__Exercise aim__.
Look through the material below. Copy every line with the string "Energy" in it.

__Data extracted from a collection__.
========================================================================
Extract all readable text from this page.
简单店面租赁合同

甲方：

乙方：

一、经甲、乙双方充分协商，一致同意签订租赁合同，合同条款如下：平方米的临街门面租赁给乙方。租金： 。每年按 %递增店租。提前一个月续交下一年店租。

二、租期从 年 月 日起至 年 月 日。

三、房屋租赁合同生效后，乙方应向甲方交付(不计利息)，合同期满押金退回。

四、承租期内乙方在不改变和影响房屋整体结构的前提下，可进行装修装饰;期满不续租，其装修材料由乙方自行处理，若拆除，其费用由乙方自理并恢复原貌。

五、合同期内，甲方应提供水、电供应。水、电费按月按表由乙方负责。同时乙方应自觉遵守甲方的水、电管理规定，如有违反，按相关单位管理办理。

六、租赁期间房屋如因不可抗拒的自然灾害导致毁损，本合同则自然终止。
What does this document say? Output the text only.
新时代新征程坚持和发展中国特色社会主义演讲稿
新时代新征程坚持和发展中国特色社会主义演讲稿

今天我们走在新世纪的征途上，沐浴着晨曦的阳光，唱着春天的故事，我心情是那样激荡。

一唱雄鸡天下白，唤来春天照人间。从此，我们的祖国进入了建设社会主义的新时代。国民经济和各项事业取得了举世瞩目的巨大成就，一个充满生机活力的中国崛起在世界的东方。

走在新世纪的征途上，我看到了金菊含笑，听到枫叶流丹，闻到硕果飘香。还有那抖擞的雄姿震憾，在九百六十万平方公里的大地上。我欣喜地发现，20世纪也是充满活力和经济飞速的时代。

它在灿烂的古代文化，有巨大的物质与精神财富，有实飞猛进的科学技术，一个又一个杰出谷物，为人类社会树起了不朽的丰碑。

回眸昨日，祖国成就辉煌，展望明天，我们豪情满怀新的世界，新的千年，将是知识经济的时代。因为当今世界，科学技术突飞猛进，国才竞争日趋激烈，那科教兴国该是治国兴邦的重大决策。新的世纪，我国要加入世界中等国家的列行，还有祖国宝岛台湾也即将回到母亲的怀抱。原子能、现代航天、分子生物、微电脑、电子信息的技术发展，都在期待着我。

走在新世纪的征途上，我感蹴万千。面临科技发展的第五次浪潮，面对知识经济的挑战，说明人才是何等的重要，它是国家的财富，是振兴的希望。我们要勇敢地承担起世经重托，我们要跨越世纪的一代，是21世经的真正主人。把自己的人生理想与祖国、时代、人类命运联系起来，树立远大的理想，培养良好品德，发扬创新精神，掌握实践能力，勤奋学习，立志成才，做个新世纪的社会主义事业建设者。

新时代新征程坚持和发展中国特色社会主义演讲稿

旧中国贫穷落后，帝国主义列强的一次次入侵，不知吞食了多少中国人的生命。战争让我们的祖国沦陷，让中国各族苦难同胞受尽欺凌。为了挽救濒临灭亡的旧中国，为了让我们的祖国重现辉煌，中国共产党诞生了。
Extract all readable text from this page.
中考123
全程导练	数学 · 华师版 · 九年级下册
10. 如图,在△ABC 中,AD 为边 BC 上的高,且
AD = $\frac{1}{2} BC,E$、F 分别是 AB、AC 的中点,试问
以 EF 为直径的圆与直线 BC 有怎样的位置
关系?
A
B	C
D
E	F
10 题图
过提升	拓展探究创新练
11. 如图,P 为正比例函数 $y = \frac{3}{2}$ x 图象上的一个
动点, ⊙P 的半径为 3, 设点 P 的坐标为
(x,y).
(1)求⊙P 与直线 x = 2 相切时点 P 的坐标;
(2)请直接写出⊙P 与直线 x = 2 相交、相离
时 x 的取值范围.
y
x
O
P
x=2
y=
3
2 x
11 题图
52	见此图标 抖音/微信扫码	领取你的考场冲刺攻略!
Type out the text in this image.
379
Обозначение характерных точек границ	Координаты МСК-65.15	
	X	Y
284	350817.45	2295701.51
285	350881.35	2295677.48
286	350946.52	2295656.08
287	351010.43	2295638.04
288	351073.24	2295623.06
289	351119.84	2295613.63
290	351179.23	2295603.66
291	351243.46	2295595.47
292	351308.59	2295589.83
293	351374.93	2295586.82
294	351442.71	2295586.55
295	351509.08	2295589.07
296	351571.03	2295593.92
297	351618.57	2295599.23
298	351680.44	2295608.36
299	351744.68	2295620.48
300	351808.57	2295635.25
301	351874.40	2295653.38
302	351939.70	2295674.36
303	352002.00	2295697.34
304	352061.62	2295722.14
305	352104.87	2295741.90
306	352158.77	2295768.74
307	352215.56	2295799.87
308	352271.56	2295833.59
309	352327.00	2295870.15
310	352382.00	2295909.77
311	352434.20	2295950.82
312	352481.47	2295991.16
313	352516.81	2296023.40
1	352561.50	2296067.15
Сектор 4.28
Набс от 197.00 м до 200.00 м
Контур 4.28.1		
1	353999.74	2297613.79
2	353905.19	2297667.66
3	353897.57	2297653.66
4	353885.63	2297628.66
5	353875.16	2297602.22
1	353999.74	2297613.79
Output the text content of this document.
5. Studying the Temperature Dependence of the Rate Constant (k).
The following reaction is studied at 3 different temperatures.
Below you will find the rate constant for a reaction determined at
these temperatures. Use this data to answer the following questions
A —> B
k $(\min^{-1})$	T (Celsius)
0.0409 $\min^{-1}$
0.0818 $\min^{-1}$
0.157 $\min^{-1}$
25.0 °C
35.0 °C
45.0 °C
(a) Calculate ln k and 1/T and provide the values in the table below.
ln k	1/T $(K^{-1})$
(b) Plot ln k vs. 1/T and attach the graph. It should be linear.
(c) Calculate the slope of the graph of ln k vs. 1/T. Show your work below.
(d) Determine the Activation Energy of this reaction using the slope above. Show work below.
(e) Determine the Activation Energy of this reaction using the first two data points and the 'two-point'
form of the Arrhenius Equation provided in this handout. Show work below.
========================================================================
__The completed task__.
(d) Determine the Activation Energy of this reaction using the slope above. Show work below.
(e) Determine the Activation Energy of this reaction using the first two data points and the 'two-point'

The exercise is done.